*TO BE DONE*.
Everything from the line with "Transcribe this image's" to the end of the data should be restated word for word, and nothing before it.

[Stored data]
*****
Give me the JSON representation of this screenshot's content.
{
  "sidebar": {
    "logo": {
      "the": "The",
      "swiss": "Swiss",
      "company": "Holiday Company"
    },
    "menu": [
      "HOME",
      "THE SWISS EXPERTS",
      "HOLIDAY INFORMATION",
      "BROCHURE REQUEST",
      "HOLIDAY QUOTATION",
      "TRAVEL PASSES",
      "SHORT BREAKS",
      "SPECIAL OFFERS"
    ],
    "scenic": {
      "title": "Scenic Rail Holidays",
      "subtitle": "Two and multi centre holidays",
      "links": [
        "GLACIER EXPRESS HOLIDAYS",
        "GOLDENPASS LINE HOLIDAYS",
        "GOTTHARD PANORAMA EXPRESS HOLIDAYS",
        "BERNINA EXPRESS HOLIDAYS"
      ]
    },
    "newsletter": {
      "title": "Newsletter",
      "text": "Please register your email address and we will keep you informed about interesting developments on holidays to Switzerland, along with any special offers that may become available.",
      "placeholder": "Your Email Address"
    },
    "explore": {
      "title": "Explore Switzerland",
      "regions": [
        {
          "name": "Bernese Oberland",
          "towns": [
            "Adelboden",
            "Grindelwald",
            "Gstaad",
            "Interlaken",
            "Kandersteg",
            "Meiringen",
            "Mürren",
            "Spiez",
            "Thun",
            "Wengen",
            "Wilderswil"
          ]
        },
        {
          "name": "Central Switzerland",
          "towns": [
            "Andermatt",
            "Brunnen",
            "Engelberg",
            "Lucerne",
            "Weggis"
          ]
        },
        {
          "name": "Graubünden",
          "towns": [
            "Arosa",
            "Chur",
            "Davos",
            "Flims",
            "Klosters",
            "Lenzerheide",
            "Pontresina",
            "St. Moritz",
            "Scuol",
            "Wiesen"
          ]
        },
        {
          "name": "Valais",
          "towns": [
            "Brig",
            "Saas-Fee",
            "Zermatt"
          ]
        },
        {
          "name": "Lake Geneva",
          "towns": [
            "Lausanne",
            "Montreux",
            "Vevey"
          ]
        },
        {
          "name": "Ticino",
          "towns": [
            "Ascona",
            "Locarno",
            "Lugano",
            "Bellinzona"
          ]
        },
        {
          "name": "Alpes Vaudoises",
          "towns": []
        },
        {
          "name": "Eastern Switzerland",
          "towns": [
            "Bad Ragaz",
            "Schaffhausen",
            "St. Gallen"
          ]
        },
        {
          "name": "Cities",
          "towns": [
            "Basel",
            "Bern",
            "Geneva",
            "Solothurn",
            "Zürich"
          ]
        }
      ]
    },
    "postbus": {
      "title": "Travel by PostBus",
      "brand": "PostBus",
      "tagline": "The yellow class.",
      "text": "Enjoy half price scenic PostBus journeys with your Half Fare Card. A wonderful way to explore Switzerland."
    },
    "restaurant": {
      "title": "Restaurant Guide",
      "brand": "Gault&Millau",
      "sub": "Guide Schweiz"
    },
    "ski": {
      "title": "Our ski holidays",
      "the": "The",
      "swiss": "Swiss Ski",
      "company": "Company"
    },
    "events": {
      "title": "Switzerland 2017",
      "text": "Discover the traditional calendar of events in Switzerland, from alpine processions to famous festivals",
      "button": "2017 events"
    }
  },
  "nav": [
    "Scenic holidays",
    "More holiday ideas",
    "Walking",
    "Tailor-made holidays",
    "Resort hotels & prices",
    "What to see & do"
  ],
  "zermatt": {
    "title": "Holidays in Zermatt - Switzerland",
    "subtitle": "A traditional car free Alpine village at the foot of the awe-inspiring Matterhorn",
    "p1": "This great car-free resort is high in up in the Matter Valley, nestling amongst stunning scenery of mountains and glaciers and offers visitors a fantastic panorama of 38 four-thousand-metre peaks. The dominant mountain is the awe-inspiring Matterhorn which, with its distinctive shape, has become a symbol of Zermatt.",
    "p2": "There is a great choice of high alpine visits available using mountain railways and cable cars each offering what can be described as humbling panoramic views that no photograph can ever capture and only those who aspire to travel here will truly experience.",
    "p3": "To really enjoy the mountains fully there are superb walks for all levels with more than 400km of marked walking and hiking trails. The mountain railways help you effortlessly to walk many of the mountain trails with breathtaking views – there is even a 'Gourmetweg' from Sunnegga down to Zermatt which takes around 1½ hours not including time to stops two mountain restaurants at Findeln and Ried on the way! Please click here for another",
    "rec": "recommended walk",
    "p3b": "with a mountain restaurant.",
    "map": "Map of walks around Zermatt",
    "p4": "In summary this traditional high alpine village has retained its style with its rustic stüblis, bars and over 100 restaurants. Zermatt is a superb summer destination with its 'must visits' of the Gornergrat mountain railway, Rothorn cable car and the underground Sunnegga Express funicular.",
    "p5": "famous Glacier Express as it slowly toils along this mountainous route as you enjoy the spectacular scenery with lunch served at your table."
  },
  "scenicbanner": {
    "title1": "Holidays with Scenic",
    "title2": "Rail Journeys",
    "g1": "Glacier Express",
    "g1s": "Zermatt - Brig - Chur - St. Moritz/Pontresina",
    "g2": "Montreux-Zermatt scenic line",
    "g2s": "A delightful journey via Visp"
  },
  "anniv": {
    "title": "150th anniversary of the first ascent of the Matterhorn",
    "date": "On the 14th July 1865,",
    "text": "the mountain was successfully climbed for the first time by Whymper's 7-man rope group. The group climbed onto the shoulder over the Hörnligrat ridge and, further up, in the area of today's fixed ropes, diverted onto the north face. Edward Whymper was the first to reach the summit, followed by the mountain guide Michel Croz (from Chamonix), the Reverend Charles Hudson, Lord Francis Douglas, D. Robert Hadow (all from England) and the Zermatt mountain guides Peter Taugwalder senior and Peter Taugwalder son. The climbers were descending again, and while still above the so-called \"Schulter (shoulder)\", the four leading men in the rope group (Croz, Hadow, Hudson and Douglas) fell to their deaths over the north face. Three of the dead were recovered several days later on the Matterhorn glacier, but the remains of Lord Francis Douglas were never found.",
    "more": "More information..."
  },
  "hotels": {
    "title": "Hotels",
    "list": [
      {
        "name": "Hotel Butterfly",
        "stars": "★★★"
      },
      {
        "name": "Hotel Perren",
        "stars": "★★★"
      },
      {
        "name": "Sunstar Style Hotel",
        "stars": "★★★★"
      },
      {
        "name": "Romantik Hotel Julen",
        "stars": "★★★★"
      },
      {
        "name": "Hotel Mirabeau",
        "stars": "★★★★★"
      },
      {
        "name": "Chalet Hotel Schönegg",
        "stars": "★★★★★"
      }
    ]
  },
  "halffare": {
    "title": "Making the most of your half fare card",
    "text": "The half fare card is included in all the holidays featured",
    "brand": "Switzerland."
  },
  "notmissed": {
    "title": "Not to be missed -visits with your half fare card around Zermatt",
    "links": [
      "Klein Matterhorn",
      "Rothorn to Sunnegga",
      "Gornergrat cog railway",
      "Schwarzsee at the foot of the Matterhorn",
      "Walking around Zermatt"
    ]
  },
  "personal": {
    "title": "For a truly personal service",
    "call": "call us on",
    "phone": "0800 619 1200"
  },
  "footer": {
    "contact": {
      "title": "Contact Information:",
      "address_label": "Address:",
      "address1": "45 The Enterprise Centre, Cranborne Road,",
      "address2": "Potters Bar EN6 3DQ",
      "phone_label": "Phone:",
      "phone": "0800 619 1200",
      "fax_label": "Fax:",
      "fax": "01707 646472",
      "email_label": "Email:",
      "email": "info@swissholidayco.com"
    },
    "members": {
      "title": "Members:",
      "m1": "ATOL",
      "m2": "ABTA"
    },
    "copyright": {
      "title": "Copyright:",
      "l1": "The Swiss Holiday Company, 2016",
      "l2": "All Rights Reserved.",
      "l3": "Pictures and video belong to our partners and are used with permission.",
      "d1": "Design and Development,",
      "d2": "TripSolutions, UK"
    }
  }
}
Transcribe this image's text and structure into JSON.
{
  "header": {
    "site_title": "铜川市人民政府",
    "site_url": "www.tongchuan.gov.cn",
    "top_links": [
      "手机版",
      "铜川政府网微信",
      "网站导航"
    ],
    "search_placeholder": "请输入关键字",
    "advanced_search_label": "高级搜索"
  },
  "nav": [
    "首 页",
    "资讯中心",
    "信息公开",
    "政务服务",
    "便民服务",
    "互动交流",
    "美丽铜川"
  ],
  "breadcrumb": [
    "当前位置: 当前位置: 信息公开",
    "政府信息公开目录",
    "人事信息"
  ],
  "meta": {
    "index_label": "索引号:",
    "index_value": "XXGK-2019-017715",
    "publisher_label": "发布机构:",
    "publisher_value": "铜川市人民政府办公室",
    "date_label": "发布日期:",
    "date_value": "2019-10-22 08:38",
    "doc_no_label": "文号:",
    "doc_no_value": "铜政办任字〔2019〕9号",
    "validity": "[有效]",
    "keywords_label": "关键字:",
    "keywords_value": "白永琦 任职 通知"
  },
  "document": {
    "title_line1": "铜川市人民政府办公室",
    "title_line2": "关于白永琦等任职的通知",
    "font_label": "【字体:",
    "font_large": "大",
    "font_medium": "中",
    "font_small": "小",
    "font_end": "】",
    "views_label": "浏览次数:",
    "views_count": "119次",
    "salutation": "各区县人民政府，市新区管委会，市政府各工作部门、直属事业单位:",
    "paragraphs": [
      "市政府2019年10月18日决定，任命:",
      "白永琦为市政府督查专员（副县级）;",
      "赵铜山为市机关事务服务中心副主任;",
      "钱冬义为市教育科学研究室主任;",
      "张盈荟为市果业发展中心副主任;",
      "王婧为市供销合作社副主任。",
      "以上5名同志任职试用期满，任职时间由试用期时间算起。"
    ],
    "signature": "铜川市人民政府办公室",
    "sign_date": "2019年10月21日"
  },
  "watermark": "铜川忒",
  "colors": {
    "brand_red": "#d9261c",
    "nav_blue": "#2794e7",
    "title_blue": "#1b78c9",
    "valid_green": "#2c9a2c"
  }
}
*****
*SOLUTION FOR THIS EXERCISE*.
Transcribe this image's text and structure into JSON.
{
  "header": {
    "site_title": "铜川市人民政府",
    "site_url": "www.tongchuan.gov.cn",
    "top_links": [
      "手机版",
      "铜川政府网微信",
      "网站导航"
    ],
    "search_placeholder": "请输入关键字",
    "advanced_search_label": "高级搜索"
  },
  "nav": [
    "首 页",
    "资讯中心",
    "信息公开",
    "政务服务",
    "便民服务",
    "互动交流",
    "美丽铜川"
  ],
  "breadcrumb": [
    "当前位置: 当前位置: 信息公开",
    "政府信息公开目录",
    "人事信息"
  ],
  "meta": {
    "index_label": "索引号:",
    "index_value": "XXGK-2019-017715",
    "publisher_label": "发布机构:",
    "publisher_value": "铜川市人民政府办公室",
    "date_label": "发布日期:",
    "date_value": "2019-10-22 08:38",
    "doc_no_label": "文号:",
    "doc_no_value": "铜政办任字〔2019〕9号",
    "validity": "[有效]",
    "keywords_label": "关键字:",
    "keywords_value": "白永琦 任职 通知"
  },
  "document": {
    "title_line1": "铜川市人民政府办公室",
    "title_line2": "关于白永琦等任职的通知",
    "font_label": "【字体:",
    "font_large": "大",
    "font_medium": "中",
    "font_small": "小",
    "font_end": "】",
    "views_label": "浏览次数:",
    "views_count": "119次",
    "salutation": "各区县人民政府，市新区管委会，市政府各工作部门、直属事业单位:",
    "paragraphs": [
      "市政府2019年10月18日决定，任命:",
      "白永琦为市政府督查专员（副县级）;",
      "赵铜山为市机关事务服务中心副主任;",
      "钱冬义为市教育科学研究室主任;",
      "张盈荟为市果业发展中心副主任;",
      "王婧为市供销合作社副主任。",
      "以上5名同志任职试用期满，任职时间由试用期时间算起。"
    ],
    "signature": "铜川市人民政府办公室",
    "sign_date": "2019年10月21日"
  },
  "watermark": "铜川忒",
  "colors": {
    "brand_red": "#d9261c",
    "nav_blue": "#2794e7",
    "title_blue": "#1b78c9",
    "valid_green": "#2c9a2c"
  }
}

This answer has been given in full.